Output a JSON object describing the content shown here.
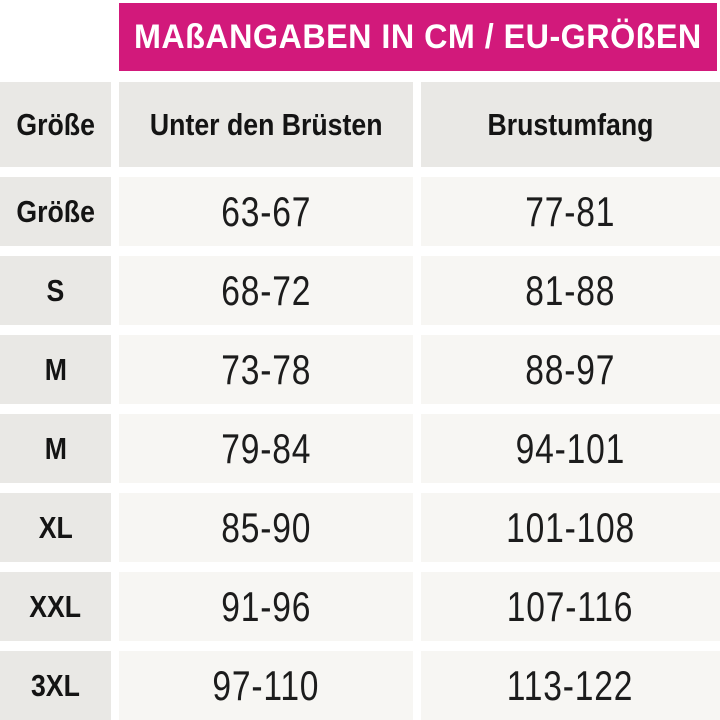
{
  "banner": {
    "title": "MAßANGABEN IN CM / EU-GRÖßEN",
    "background_color": "#D2197B",
    "text_color": "#FFFFFF"
  },
  "chart_data": {
    "type": "table",
    "title": "MAßANGABEN IN CM / EU-GRÖßEN",
    "columns": [
      "Größe",
      "Unter den Brüsten",
      "Brustumfang"
    ],
    "rows": [
      [
        "Größe",
        "63-67",
        "77-81"
      ],
      [
        "S",
        "68-72",
        "81-88"
      ],
      [
        "M",
        "73-78",
        "88-97"
      ],
      [
        "M",
        "79-84",
        "94-101"
      ],
      [
        "XL",
        "85-90",
        "101-108"
      ],
      [
        "XXL",
        "91-96",
        "107-116"
      ],
      [
        "3XL",
        "97-110",
        "113-122"
      ]
    ],
    "units": "cm",
    "layout": "header row + 7 data rows, 3 columns, white gutters between cells"
  },
  "colors": {
    "banner_magenta": "#D2197B",
    "header_cell_bg": "#E9E8E5",
    "data_cell_bg": "#F7F6F3",
    "text": "#141414",
    "page_bg": "#FFFFFF"
  }
}
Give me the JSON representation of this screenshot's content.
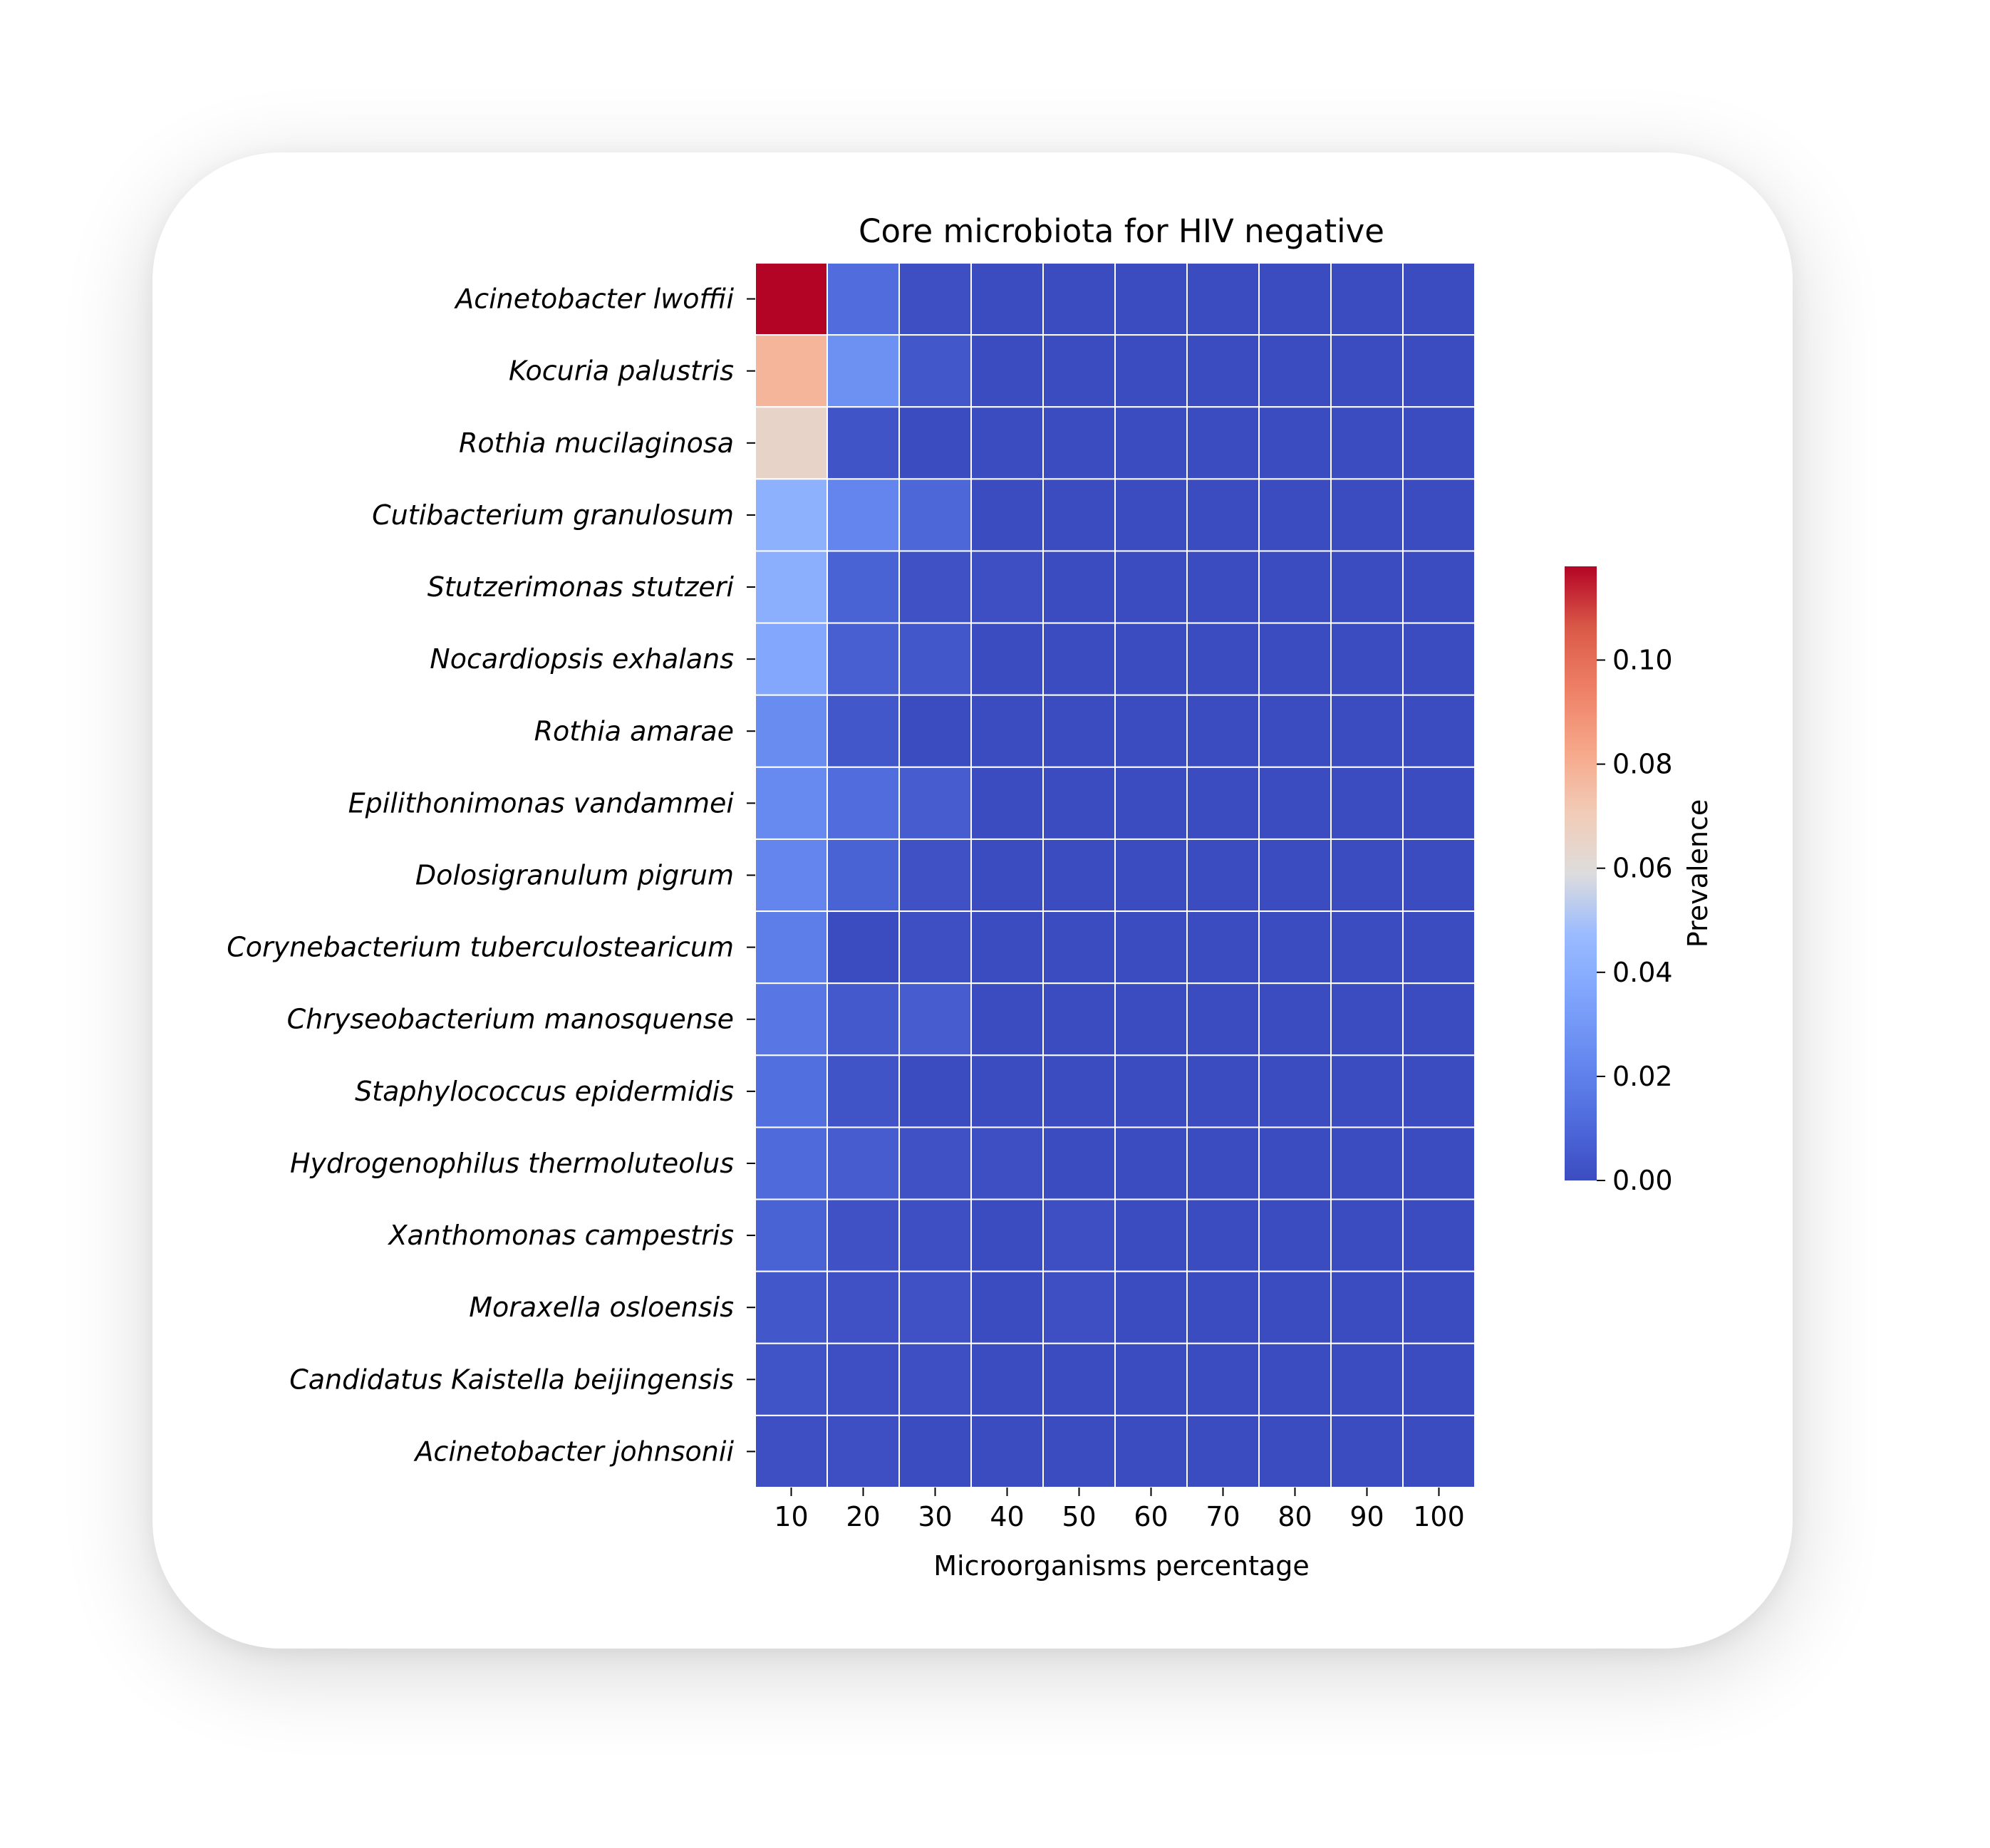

Instructions for the task |
Scan the records above and report every line with the string "content".

Answer to the exercise |
Output a JSON object describing the content shown here.
Give me the JSON representation of this screenshot's content.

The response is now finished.